**Your instructions**
Filter the lines below, copying only those with the string "down".

※

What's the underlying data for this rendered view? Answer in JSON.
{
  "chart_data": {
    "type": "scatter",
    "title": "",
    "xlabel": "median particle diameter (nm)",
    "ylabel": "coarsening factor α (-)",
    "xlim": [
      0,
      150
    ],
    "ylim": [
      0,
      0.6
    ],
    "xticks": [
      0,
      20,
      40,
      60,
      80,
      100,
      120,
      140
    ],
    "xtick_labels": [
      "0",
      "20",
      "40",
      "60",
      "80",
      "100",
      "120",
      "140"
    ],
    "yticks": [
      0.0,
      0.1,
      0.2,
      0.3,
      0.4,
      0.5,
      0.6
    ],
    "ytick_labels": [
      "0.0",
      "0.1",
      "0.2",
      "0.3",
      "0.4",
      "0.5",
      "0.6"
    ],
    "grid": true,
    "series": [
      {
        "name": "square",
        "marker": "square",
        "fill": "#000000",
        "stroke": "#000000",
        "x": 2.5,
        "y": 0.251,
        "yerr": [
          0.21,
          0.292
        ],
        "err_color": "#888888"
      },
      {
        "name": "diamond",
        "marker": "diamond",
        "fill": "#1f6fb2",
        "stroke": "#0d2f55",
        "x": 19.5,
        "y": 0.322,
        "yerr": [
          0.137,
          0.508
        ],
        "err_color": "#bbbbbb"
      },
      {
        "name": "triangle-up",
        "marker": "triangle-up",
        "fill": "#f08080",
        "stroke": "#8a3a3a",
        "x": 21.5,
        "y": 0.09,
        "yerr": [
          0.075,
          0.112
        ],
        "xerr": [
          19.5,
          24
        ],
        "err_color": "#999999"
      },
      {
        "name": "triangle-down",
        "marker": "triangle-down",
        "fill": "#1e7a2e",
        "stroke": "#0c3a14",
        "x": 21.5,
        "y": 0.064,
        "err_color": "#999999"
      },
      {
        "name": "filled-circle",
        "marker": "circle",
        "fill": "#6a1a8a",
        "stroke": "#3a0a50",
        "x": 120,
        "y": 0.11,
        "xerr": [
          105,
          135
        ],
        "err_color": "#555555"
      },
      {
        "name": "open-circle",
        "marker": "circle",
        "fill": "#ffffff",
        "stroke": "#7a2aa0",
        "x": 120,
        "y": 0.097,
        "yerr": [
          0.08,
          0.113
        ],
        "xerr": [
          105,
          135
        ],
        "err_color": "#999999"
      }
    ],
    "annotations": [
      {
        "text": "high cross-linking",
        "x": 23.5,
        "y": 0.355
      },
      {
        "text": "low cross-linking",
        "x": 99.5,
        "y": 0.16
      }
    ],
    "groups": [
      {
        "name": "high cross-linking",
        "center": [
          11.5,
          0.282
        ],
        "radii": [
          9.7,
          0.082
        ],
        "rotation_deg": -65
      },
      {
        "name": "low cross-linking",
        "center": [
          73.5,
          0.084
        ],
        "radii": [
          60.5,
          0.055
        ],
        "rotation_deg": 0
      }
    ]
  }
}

※

**Answer to the exercise**
        "name": "triangle-down",
        "marker": "triangle-down",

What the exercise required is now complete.